### Exercise instructions
Your answer should be a single number: how many lines in the data below hold the string "Utama".

— Begin Records for the task —

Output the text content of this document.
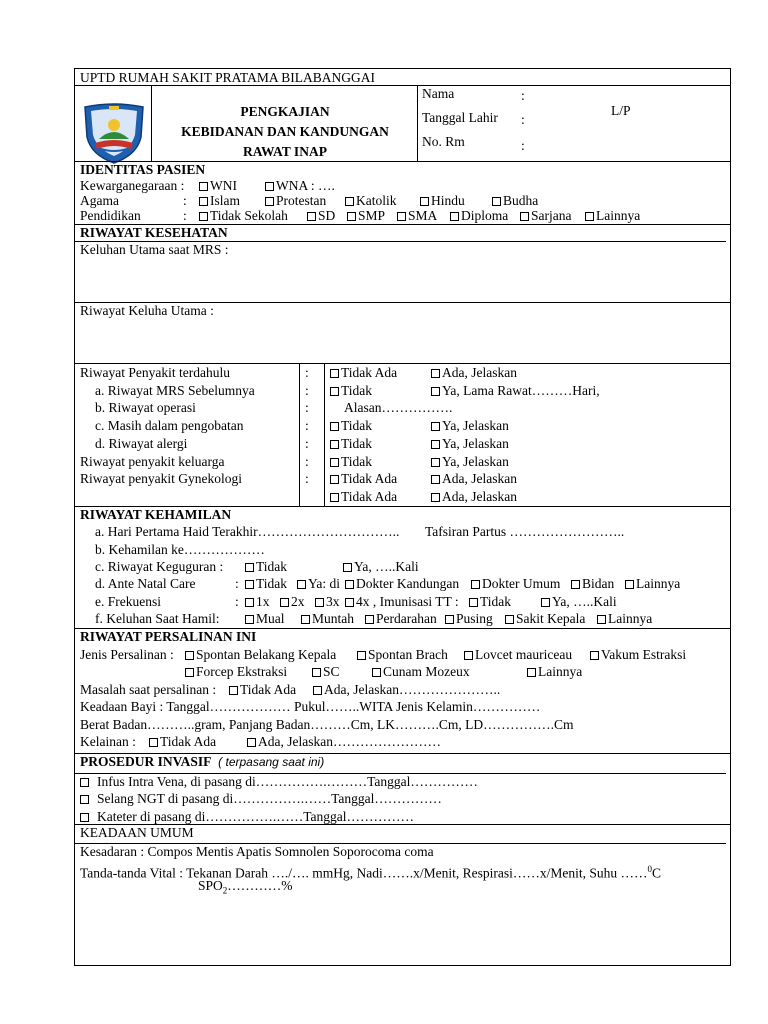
UPTD RUMAH SAKIT PRATAMA BILABANGGAI
PENGKAJIAN
KEBIDANAN DAN KANDUNGAN
RAWAT INAP
Nama	:
Tanggal Lahir :
No. Rm	:
L/P
IDENTITAS PASIEN
Kewarganegaraan :	WNI	WNA : ….
Agama	:	Islam	Protestan	Katolik	Hindu	Budha
Pendidikan	:	Tidak Sekolah	SD	SMP	SMA	Diploma	Sarjana	Lainnya
RIWAYAT KESEHATAN
Keluhan Utama saat MRS :
Riwayat Keluha Utama :
Riwayat Penyakit terdahulu	:	Tidak Ada	Ada, Jelaskan
a. Riwayat MRS Sebelumnya	:	Tidak	Ya, Lama Rawat………Hari,
b. Riwayat operasi	:	Alasan…………….
c. Masih dalam pengobatan	:	Tidak	Ya, Jelaskan
d. Riwayat alergi	:	Tidak	Ya, Jelaskan
Riwayat penyakit keluarga	:	Tidak	Ya, Jelaskan
Riwayat penyakit Gynekologi	:	Tidak Ada	Ada, Jelaskan
Tidak Ada	Ada, Jelaskan
RIWAYAT KEHAMILAN
a. Hari Pertama Haid Terakhir………………………….. Tafsiran Partus ……………………..
b. Kehamilan ke………………
c. Riwayat Keguguran :	Tidak	Ya, …..Kali
d. Ante Natal Care	:	Tidak	Ya: di	Dokter Kandungan	Dokter Umum	Bidan	Lainnya
e. Frekuensi	:	1x	2x	3x	4x , Imunisasi TT :	Tidak	Ya, …..Kali
f. Keluhan Saat Hamil:	Mual	Muntah	Perdarahan	Pusing	Sakit Kepala	Lainnya
RIWAYAT PERSALINAN INI
Jenis Persalinan :	Spontan Belakang Kepala	Spontan Brach	Lovcet mauriceau	Vakum Estraksi
Forcep Ekstraksi	SC	Cunam Mozeux	Lainnya
Masalah saat persalinan :	Tidak Ada	Ada, Jelaskan…………………..
Keadaan Bayi : Tanggal……………… Pukul……..WITA Jenis Kelamin……………
Berat Badan………..gram, Panjang Badan………Cm, LK……….Cm, LD…………….Cm
Kelainan :	Tidak Ada	Ada, Jelaskan……………………
PROSEDUR INVASIF ( terpasang saat ini)
Infus Intra Vena, di pasang di…………….………Tanggal……………
Selang NGT di pasang di…………….……Tanggal……………
Kateter di pasang di…………….……Tanggal……………
KEADAAN UMUM
Kesadaran : Compos Mentis Apatis Somnolen Soporocoma coma
Tanda-tanda Vital : Tekanan Darah …./…. mmHg, Nadi…….x/Menit, Respirasi……x/Menit, Suhu ……$^0$C
$SPO_2\dots\dots\dots\dots\%$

— End Records for the task —

### Solution to the problem
2